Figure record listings
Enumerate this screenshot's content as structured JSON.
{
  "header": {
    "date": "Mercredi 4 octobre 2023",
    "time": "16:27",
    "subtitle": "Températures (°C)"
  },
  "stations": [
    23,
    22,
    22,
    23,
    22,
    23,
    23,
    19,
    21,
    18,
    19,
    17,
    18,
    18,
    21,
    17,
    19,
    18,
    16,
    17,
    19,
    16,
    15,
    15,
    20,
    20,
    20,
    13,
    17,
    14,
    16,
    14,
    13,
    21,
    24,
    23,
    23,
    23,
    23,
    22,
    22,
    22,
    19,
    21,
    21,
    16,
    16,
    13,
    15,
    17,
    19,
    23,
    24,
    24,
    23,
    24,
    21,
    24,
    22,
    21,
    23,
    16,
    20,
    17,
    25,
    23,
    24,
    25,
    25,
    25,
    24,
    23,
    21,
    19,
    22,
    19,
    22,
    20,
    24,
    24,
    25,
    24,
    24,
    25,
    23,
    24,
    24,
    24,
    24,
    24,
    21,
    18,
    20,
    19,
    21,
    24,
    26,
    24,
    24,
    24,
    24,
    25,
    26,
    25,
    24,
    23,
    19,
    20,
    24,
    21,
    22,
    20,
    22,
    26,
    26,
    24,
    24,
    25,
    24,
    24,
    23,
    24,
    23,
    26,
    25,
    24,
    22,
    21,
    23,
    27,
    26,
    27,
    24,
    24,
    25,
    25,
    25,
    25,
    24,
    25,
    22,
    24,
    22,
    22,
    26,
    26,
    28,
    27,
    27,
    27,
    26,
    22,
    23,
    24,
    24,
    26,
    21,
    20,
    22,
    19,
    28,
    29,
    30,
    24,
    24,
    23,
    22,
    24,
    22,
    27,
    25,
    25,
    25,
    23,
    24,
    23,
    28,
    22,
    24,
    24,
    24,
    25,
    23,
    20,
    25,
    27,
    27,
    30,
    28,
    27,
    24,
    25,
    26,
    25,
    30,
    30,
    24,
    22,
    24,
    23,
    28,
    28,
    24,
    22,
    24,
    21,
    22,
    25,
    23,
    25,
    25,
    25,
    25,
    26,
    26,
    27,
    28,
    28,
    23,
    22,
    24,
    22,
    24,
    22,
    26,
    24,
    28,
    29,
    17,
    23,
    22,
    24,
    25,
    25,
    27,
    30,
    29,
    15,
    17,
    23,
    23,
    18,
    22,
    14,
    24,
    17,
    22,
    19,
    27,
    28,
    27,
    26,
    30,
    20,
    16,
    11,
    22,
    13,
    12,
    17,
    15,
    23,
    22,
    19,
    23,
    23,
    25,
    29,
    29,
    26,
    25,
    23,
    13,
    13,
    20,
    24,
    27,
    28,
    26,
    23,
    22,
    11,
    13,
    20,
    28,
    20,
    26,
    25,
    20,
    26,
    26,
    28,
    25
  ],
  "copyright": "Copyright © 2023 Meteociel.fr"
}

* **Direction**
Print every entry exactly as written.

* **Task solution**
Enumerate this screenshot's content as structured JSON.
{
  "header": {
    "date": "Mercredi 4 octobre 2023",
    "time": "16:27",
    "subtitle": "Températures (°C)"
  },
  "stations": [
    23,
    22,
    22,
    23,
    22,
    23,
    23,
    19,
    21,
    18,
    19,
    17,
    18,
    18,
    21,
    17,
    19,
    18,
    16,
    17,
    19,
    16,
    15,
    15,
    20,
    20,
    20,
    13,
    17,
    14,
    16,
    14,
    13,
    21,
    24,
    23,
    23,
    23,
    23,
    22,
    22,
    22,
    19,
    21,
    21,
    16,
    16,
    13,
    15,
    17,
    19,
    23,
    24,
    24,
    23,
    24,
    21,
    24,
    22,
    21,
    23,
    16,
    20,
    17,
    25,
    23,
    24,
    25,
    25,
    25,
    24,
    23,
    21,
    19,
    22,
    19,
    22,
    20,
    24,
    24,
    25,
    24,
    24,
    25,
    23,
    24,
    24,
    24,
    24,
    24,
    21,
    18,
    20,
    19,
    21,
    24,
    26,
    24,
    24,
    24,
    24,
    25,
    26,
    25,
    24,
    23,
    19,
    20,
    24,
    21,
    22,
    20,
    22,
    26,
    26,
    24,
    24,
    25,
    24,
    24,
    23,
    24,
    23,
    26,
    25,
    24,
    22,
    21,
    23,
    27,
    26,
    27,
    24,
    24,
    25,
    25,
    25,
    25,
    24,
    25,
    22,
    24,
    22,
    22,
    26,
    26,
    28,
    27,
    27,
    27,
    26,
    22,
    23,
    24,
    24,
    26,
    21,
    20,
    22,
    19,
    28,
    29,
    30,
    24,
    24,
    23,
    22,
    24,
    22,
    27,
    25,
    25,
    25,
    23,
    24,
    23,
    28,
    22,
    24,
    24,
    24,
    25,
    23,
    20,
    25,
    27,
    27,
    30,
    28,
    27,
    24,
    25,
    26,
    25,
    30,
    30,
    24,
    22,
    24,
    23,
    28,
    28,
    24,
    22,
    24,
    21,
    22,
    25,
    23,
    25,
    25,
    25,
    25,
    26,
    26,
    27,
    28,
    28,
    23,
    22,
    24,
    22,
    24,
    22,
    26,
    24,
    28,
    29,
    17,
    23,
    22,
    24,
    25,
    25,
    27,
    30,
    29,
    15,
    17,
    23,
    23,
    18,
    22,
    14,
    24,
    17,
    22,
    19,
    27,
    28,
    27,
    26,
    30,
    20,
    16,
    11,
    22,
    13,
    12,
    17,
    15,
    23,
    22,
    19,
    23,
    23,
    25,
    29,
    29,
    26,
    25,
    23,
    13,
    13,
    20,
    24,
    27,
    28,
    26,
    23,
    22,
    11,
    13,
    20,
    28,
    20,
    26,
    25,
    20,
    26,
    26,
    28,
    25
  ],
  "copyright": "Copyright © 2023 Meteociel.fr"
}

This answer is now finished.